**Set exercise**
Leave out the pictures and repeat the rest of the material exactly.

**Excerpted records**
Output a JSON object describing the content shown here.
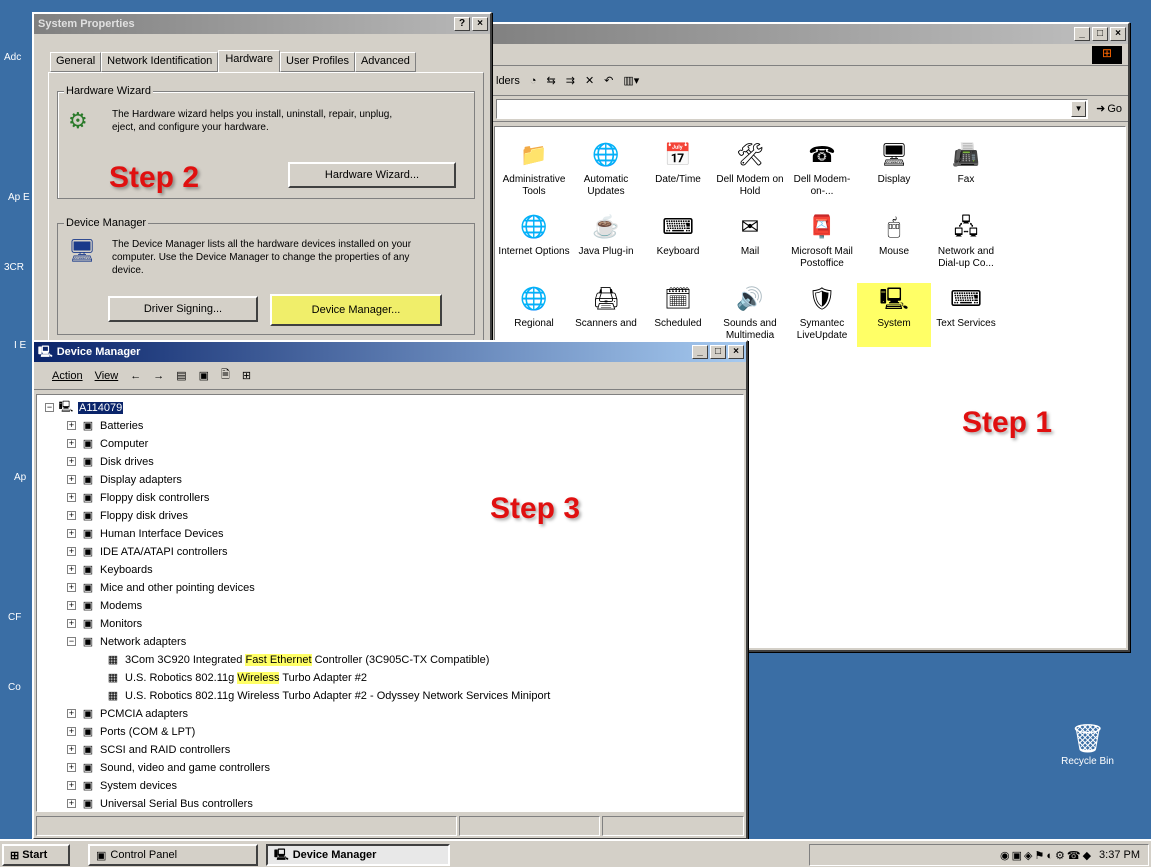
{
  "desktop": {
    "left_labels": [
      "Adc",
      "Ap E",
      "3CR",
      "I E",
      "Ap",
      "CF",
      "Co"
    ],
    "recycle_bin": "Recycle Bin"
  },
  "control_panel": {
    "address_go": "Go",
    "toolbar_text": "lders",
    "items": [
      {
        "label": "Administrative Tools",
        "icon": "folder-tools-icon"
      },
      {
        "label": "Automatic Updates",
        "icon": "globe-icon"
      },
      {
        "label": "Date/Time",
        "icon": "calendar-icon"
      },
      {
        "label": "Dell Modem on Hold",
        "icon": "tools-icon"
      },
      {
        "label": "Dell Modem-on-...",
        "icon": "phone-icon"
      },
      {
        "label": "Display",
        "icon": "monitor-icon"
      },
      {
        "label": "Fax",
        "icon": "fax-icon"
      },
      {
        "label": "Internet Options",
        "icon": "ie-icon"
      },
      {
        "label": "Java Plug-in",
        "icon": "java-icon"
      },
      {
        "label": "Keyboard",
        "icon": "keyboard-icon"
      },
      {
        "label": "Mail",
        "icon": "mail-icon"
      },
      {
        "label": "Microsoft Mail Postoffice",
        "icon": "postoffice-icon"
      },
      {
        "label": "Mouse",
        "icon": "mouse-icon"
      },
      {
        "label": "Network and Dial-up Co...",
        "icon": "network-icon"
      },
      {
        "label": "Regional",
        "icon": "globe-icon"
      },
      {
        "label": "Scanners and",
        "icon": "scanner-icon"
      },
      {
        "label": "Scheduled",
        "icon": "scheduled-icon"
      },
      {
        "label": "Sounds and Multimedia",
        "icon": "speaker-icon"
      },
      {
        "label": "Symantec LiveUpdate",
        "icon": "symantec-icon"
      },
      {
        "label": "System",
        "icon": "system-icon"
      },
      {
        "label": "Text Services",
        "icon": "text-services-icon"
      }
    ]
  },
  "system_properties": {
    "title": "System Properties",
    "tabs": [
      "General",
      "Network Identification",
      "Hardware",
      "User Profiles",
      "Advanced"
    ],
    "hw_wizard_group": "Hardware Wizard",
    "hw_wizard_text": "The Hardware wizard helps you install, uninstall, repair, unplug, eject, and configure your hardware.",
    "hw_wizard_button": "Hardware Wizard...",
    "dm_group": "Device Manager",
    "dm_text": "The Device Manager lists all the hardware devices installed on your computer. Use the Device Manager to change the properties of any device.",
    "driver_signing_button": "Driver Signing...",
    "device_manager_button": "Device Manager..."
  },
  "device_manager": {
    "title": "Device Manager",
    "menu": [
      "Action",
      "View"
    ],
    "root": "A114079",
    "categories": [
      "Batteries",
      "Computer",
      "Disk drives",
      "Display adapters",
      "Floppy disk controllers",
      "Floppy disk drives",
      "Human Interface Devices",
      "IDE ATA/ATAPI controllers",
      "Keyboards",
      "Mice and other pointing devices",
      "Modems",
      "Monitors",
      "Network adapters"
    ],
    "network_children": [
      "3Com 3C920 Integrated Fast Ethernet Controller (3C905C-TX Compatible)",
      "U.S. Robotics 802.11g Wireless Turbo Adapter #2",
      "U.S. Robotics 802.11g Wireless Turbo Adapter #2 - Odyssey Network Services Miniport"
    ],
    "categories_after": [
      "PCMCIA adapters",
      "Ports (COM & LPT)",
      "SCSI and RAID controllers",
      "Sound, video and game controllers",
      "System devices",
      "Universal Serial Bus controllers"
    ]
  },
  "steps": {
    "step1": "Step 1",
    "step2": "Step 2",
    "step3": "Step 3"
  },
  "taskbar": {
    "start": "Start",
    "tasks": [
      "Control Panel",
      "Device Manager"
    ],
    "clock": "3:37 PM"
  },
  "colors": {
    "desktop": "#3a6ea5",
    "step": "#e01010",
    "highlight": "#ffff66"
  }
}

**Finished task**
Output a JSON object describing the content shown here.
{
  "desktop": {
    "left_labels": [
      "Adc",
      "Ap E",
      "3CR",
      "I E",
      "Ap",
      "CF",
      "Co"
    ],
    "recycle_bin": "Recycle Bin"
  },
  "control_panel": {
    "address_go": "Go",
    "toolbar_text": "lders",
    "items": [
      {
        "label": "Administrative Tools",
        "icon": "folder-tools-icon"
      },
      {
        "label": "Automatic Updates",
        "icon": "globe-icon"
      },
      {
        "label": "Date/Time",
        "icon": "calendar-icon"
      },
      {
        "label": "Dell Modem on Hold",
        "icon": "tools-icon"
      },
      {
        "label": "Dell Modem-on-...",
        "icon": "phone-icon"
      },
      {
        "label": "Display",
        "icon": "monitor-icon"
      },
      {
        "label": "Fax",
        "icon": "fax-icon"
      },
      {
        "label": "Internet Options",
        "icon": "ie-icon"
      },
      {
        "label": "Java Plug-in",
        "icon": "java-icon"
      },
      {
        "label": "Keyboard",
        "icon": "keyboard-icon"
      },
      {
        "label": "Mail",
        "icon": "mail-icon"
      },
      {
        "label": "Microsoft Mail Postoffice",
        "icon": "postoffice-icon"
      },
      {
        "label": "Mouse",
        "icon": "mouse-icon"
      },
      {
        "label": "Network and Dial-up Co...",
        "icon": "network-icon"
      },
      {
        "label": "Regional",
        "icon": "globe-icon"
      },
      {
        "label": "Scanners and",
        "icon": "scanner-icon"
      },
      {
        "label": "Scheduled",
        "icon": "scheduled-icon"
      },
      {
        "label": "Sounds and Multimedia",
        "icon": "speaker-icon"
      },
      {
        "label": "Symantec LiveUpdate",
        "icon": "symantec-icon"
      },
      {
        "label": "System",
        "icon": "system-icon"
      },
      {
        "label": "Text Services",
        "icon": "text-services-icon"
      }
    ]
  },
  "system_properties": {
    "title": "System Properties",
    "tabs": [
      "General",
      "Network Identification",
      "Hardware",
      "User Profiles",
      "Advanced"
    ],
    "hw_wizard_group": "Hardware Wizard",
    "hw_wizard_text": "The Hardware wizard helps you install, uninstall, repair, unplug, eject, and configure your hardware.",
    "hw_wizard_button": "Hardware Wizard...",
    "dm_group": "Device Manager",
    "dm_text": "The Device Manager lists all the hardware devices installed on your computer. Use the Device Manager to change the properties of any device.",
    "driver_signing_button": "Driver Signing...",
    "device_manager_button": "Device Manager..."
  },
  "device_manager": {
    "title": "Device Manager",
    "menu": [
      "Action",
      "View"
    ],
    "root": "A114079",
    "categories": [
      "Batteries",
      "Computer",
      "Disk drives",
      "Display adapters",
      "Floppy disk controllers",
      "Floppy disk drives",
      "Human Interface Devices",
      "IDE ATA/ATAPI controllers",
      "Keyboards",
      "Mice and other pointing devices",
      "Modems",
      "Monitors",
      "Network adapters"
    ],
    "network_children": [
      "3Com 3C920 Integrated Fast Ethernet Controller (3C905C-TX Compatible)",
      "U.S. Robotics 802.11g Wireless Turbo Adapter #2",
      "U.S. Robotics 802.11g Wireless Turbo Adapter #2 - Odyssey Network Services Miniport"
    ],
    "categories_after": [
      "PCMCIA adapters",
      "Ports (COM & LPT)",
      "SCSI and RAID controllers",
      "Sound, video and game controllers",
      "System devices",
      "Universal Serial Bus controllers"
    ]
  },
  "steps": {
    "step1": "Step 1",
    "step2": "Step 2",
    "step3": "Step 3"
  },
  "taskbar": {
    "start": "Start",
    "tasks": [
      "Control Panel",
      "Device Manager"
    ],
    "clock": "3:37 PM"
  },
  "colors": {
    "desktop": "#3a6ea5",
    "step": "#e01010",
    "highlight": "#ffff66"
  }
}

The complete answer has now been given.